§ **YOUR TASK**
A faithful transcription of all the data is required.

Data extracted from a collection

------------------------------

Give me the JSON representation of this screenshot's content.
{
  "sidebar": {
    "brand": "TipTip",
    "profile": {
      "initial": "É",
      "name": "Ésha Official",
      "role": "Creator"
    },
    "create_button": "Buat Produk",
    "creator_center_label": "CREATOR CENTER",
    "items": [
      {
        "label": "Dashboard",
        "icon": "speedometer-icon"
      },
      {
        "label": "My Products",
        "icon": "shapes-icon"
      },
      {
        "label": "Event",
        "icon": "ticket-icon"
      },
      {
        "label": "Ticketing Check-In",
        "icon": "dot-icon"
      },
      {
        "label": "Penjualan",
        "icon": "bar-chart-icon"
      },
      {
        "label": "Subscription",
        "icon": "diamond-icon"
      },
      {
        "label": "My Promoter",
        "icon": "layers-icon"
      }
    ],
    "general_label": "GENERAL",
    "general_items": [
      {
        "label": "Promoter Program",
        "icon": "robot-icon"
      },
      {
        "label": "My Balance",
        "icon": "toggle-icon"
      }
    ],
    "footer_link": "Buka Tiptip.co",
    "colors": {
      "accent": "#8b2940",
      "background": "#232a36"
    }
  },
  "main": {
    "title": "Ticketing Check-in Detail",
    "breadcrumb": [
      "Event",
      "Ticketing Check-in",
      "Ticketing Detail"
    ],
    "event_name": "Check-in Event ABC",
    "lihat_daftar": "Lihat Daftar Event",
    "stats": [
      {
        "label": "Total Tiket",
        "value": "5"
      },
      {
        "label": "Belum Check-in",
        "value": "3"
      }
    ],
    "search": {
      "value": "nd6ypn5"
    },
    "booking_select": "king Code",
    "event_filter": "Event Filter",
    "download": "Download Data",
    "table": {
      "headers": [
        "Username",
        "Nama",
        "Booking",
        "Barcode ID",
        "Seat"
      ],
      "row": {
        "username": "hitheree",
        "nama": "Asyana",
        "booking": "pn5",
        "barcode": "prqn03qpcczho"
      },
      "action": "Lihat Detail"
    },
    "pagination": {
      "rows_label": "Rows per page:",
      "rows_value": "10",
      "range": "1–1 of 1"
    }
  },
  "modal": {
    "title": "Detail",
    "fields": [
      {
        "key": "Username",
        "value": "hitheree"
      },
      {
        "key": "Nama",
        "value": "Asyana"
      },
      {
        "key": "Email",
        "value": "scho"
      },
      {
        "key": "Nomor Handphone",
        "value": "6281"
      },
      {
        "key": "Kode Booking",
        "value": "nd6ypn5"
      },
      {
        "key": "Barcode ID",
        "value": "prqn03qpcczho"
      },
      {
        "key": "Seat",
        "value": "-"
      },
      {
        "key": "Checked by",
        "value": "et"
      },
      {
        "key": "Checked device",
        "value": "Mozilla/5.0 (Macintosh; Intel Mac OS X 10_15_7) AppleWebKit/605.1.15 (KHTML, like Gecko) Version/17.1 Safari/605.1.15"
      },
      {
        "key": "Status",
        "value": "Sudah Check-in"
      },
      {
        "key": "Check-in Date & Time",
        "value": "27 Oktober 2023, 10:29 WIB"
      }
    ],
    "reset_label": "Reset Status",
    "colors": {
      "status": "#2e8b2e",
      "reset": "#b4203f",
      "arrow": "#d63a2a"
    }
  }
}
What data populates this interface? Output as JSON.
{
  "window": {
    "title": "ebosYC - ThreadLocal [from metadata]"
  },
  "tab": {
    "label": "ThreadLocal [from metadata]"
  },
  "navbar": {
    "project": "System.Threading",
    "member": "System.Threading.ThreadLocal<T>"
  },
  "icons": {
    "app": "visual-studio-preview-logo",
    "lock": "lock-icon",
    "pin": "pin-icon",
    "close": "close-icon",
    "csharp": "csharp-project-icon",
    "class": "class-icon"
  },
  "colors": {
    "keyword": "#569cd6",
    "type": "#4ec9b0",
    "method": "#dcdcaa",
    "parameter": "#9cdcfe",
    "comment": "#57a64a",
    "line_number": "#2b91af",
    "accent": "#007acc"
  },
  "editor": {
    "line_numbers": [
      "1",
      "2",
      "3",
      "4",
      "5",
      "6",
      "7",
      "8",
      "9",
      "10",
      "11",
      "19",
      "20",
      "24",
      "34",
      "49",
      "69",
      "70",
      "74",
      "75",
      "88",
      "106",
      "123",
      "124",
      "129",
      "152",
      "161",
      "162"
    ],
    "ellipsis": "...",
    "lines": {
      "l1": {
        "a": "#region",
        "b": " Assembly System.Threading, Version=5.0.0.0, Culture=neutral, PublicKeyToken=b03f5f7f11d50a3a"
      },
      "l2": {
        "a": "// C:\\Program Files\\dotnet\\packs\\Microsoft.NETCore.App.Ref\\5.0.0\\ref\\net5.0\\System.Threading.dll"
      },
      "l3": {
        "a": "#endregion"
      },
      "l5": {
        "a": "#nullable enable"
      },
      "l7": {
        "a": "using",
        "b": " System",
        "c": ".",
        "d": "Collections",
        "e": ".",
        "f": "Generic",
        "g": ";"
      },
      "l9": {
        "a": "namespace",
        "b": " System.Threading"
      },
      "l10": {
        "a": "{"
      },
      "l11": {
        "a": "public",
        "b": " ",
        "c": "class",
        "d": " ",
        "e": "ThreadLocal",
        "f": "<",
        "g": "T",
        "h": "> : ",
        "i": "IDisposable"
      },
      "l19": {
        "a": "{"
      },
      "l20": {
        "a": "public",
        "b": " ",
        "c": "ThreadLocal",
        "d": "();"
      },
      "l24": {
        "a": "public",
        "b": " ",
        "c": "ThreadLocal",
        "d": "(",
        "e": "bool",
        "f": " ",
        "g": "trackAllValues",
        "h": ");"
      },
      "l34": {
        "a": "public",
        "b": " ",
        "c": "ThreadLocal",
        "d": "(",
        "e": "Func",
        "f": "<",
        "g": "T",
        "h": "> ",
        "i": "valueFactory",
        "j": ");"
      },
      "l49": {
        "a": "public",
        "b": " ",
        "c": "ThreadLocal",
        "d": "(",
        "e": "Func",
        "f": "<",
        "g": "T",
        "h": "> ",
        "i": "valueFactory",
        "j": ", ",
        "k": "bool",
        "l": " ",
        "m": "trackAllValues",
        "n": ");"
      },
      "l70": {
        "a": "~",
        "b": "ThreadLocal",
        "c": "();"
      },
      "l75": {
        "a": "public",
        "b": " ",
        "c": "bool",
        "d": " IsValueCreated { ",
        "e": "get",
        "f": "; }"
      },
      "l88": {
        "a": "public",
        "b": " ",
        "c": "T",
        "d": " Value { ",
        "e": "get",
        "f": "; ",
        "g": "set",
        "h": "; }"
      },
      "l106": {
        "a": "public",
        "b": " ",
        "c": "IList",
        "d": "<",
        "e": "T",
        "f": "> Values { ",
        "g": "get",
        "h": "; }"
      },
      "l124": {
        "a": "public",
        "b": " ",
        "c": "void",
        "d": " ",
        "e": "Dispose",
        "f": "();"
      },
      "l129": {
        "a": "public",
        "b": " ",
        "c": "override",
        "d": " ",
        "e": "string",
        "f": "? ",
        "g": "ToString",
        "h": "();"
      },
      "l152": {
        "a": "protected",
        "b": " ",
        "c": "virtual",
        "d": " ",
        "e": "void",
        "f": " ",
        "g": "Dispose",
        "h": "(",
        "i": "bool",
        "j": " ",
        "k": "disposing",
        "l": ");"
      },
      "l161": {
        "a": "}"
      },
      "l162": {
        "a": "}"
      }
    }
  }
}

------------------------------

§ **PROBLEM SOLUTION**
Give me the JSON representation of this screenshot's content.
{
  "sidebar": {
    "brand": "TipTip",
    "profile": {
      "initial": "É",
      "name": "Ésha Official",
      "role": "Creator"
    },
    "create_button": "Buat Produk",
    "creator_center_label": "CREATOR CENTER",
    "items": [
      {
        "label": "Dashboard",
        "icon": "speedometer-icon"
      },
      {
        "label": "My Products",
        "icon": "shapes-icon"
      },
      {
        "label": "Event",
        "icon": "ticket-icon"
      },
      {
        "label": "Ticketing Check-In",
        "icon": "dot-icon"
      },
      {
        "label": "Penjualan",
        "icon": "bar-chart-icon"
      },
      {
        "label": "Subscription",
        "icon": "diamond-icon"
      },
      {
        "label": "My Promoter",
        "icon": "layers-icon"
      }
    ],
    "general_label": "GENERAL",
    "general_items": [
      {
        "label": "Promoter Program",
        "icon": "robot-icon"
      },
      {
        "label": "My Balance",
        "icon": "toggle-icon"
      }
    ],
    "footer_link": "Buka Tiptip.co",
    "colors": {
      "accent": "#8b2940",
      "background": "#232a36"
    }
  },
  "main": {
    "title": "Ticketing Check-in Detail",
    "breadcrumb": [
      "Event",
      "Ticketing Check-in",
      "Ticketing Detail"
    ],
    "event_name": "Check-in Event ABC",
    "lihat_daftar": "Lihat Daftar Event",
    "stats": [
      {
        "label": "Total Tiket",
        "value": "5"
      },
      {
        "label": "Belum Check-in",
        "value": "3"
      }
    ],
    "search": {
      "value": "nd6ypn5"
    },
    "booking_select": "king Code",
    "event_filter": "Event Filter",
    "download": "Download Data",
    "table": {
      "headers": [
        "Username",
        "Nama",
        "Booking",
        "Barcode ID",
        "Seat"
      ],
      "row": {
        "username": "hitheree",
        "nama": "Asyana",
        "booking": "pn5",
        "barcode": "prqn03qpcczho"
      },
      "action": "Lihat Detail"
    },
    "pagination": {
      "rows_label": "Rows per page:",
      "rows_value": "10",
      "range": "1–1 of 1"
    }
  },
  "modal": {
    "title": "Detail",
    "fields": [
      {
        "key": "Username",
        "value": "hitheree"
      },
      {
        "key": "Nama",
        "value": "Asyana"
      },
      {
        "key": "Email",
        "value": "scho"
      },
      {
        "key": "Nomor Handphone",
        "value": "6281"
      },
      {
        "key": "Kode Booking",
        "value": "nd6ypn5"
      },
      {
        "key": "Barcode ID",
        "value": "prqn03qpcczho"
      },
      {
        "key": "Seat",
        "value": "-"
      },
      {
        "key": "Checked by",
        "value": "et"
      },
      {
        "key": "Checked device",
        "value": "Mozilla/5.0 (Macintosh; Intel Mac OS X 10_15_7) AppleWebKit/605.1.15 (KHTML, like Gecko) Version/17.1 Safari/605.1.15"
      },
      {
        "key": "Status",
        "value": "Sudah Check-in"
      },
      {
        "key": "Check-in Date & Time",
        "value": "27 Oktober 2023, 10:29 WIB"
      }
    ],
    "reset_label": "Reset Status",
    "colors": {
      "status": "#2e8b2e",
      "reset": "#b4203f",
      "arrow": "#d63a2a"
    }
  }
}
What data populates this interface? Output as JSON.
{
  "window": {
    "title": "ebosYC - ThreadLocal [from metadata]"
  },
  "tab": {
    "label": "ThreadLocal [from metadata]"
  },
  "navbar": {
    "project": "System.Threading",
    "member": "System.Threading.ThreadLocal<T>"
  },
  "icons": {
    "app": "visual-studio-preview-logo",
    "lock": "lock-icon",
    "pin": "pin-icon",
    "close": "close-icon",
    "csharp": "csharp-project-icon",
    "class": "class-icon"
  },
  "colors": {
    "keyword": "#569cd6",
    "type": "#4ec9b0",
    "method": "#dcdcaa",
    "parameter": "#9cdcfe",
    "comment": "#57a64a",
    "line_number": "#2b91af",
    "accent": "#007acc"
  },
  "editor": {
    "line_numbers": [
      "1",
      "2",
      "3",
      "4",
      "5",
      "6",
      "7",
      "8",
      "9",
      "10",
      "11",
      "19",
      "20",
      "24",
      "34",
      "49",
      "69",
      "70",
      "74",
      "75",
      "88",
      "106",
      "123",
      "124",
      "129",
      "152",
      "161",
      "162"
    ],
    "ellipsis": "...",
    "lines": {
      "l1": {
        "a": "#region",
        "b": " Assembly System.Threading, Version=5.0.0.0, Culture=neutral, PublicKeyToken=b03f5f7f11d50a3a"
      },
      "l2": {
        "a": "// C:\\Program Files\\dotnet\\packs\\Microsoft.NETCore.App.Ref\\5.0.0\\ref\\net5.0\\System.Threading.dll"
      },
      "l3": {
        "a": "#endregion"
      },
      "l5": {
        "a": "#nullable enable"
      },
      "l7": {
        "a": "using",
        "b": " System",
        "c": ".",
        "d": "Collections",
        "e": ".",
        "f": "Generic",
        "g": ";"
      },
      "l9": {
        "a": "namespace",
        "b": " System.Threading"
      },
      "l10": {
        "a": "{"
      },
      "l11": {
        "a": "public",
        "b": " ",
        "c": "class",
        "d": " ",
        "e": "ThreadLocal",
        "f": "<",
        "g": "T",
        "h": "> : ",
        "i": "IDisposable"
      },
      "l19": {
        "a": "{"
      },
      "l20": {
        "a": "public",
        "b": " ",
        "c": "ThreadLocal",
        "d": "();"
      },
      "l24": {
        "a": "public",
        "b": " ",
        "c": "ThreadLocal",
        "d": "(",
        "e": "bool",
        "f": " ",
        "g": "trackAllValues",
        "h": ");"
      },
      "l34": {
        "a": "public",
        "b": " ",
        "c": "ThreadLocal",
        "d": "(",
        "e": "Func",
        "f": "<",
        "g": "T",
        "h": "> ",
        "i": "valueFactory",
        "j": ");"
      },
      "l49": {
        "a": "public",
        "b": " ",
        "c": "ThreadLocal",
        "d": "(",
        "e": "Func",
        "f": "<",
        "g": "T",
        "h": "> ",
        "i": "valueFactory",
        "j": ", ",
        "k": "bool",
        "l": " ",
        "m": "trackAllValues",
        "n": ");"
      },
      "l70": {
        "a": "~",
        "b": "ThreadLocal",
        "c": "();"
      },
      "l75": {
        "a": "public",
        "b": " ",
        "c": "bool",
        "d": " IsValueCreated { ",
        "e": "get",
        "f": "; }"
      },
      "l88": {
        "a": "public",
        "b": " ",
        "c": "T",
        "d": " Value { ",
        "e": "get",
        "f": "; ",
        "g": "set",
        "h": "; }"
      },
      "l106": {
        "a": "public",
        "b": " ",
        "c": "IList",
        "d": "<",
        "e": "T",
        "f": "> Values { ",
        "g": "get",
        "h": "; }"
      },
      "l124": {
        "a": "public",
        "b": " ",
        "c": "void",
        "d": " ",
        "e": "Dispose",
        "f": "();"
      },
      "l129": {
        "a": "public",
        "b": " ",
        "c": "override",
        "d": " ",
        "e": "string",
        "f": "? ",
        "g": "ToString",
        "h": "();"
      },
      "l152": {
        "a": "protected",
        "b": " ",
        "c": "virtual",
        "d": " ",
        "e": "void",
        "f": " ",
        "g": "Dispose",
        "h": "(",
        "i": "bool",
        "j": " ",
        "k": "disposing",
        "l": ");"
      },
      "l161": {
        "a": "}"
      },
      "l162": {
        "a": "}"
      }
    }
  }
}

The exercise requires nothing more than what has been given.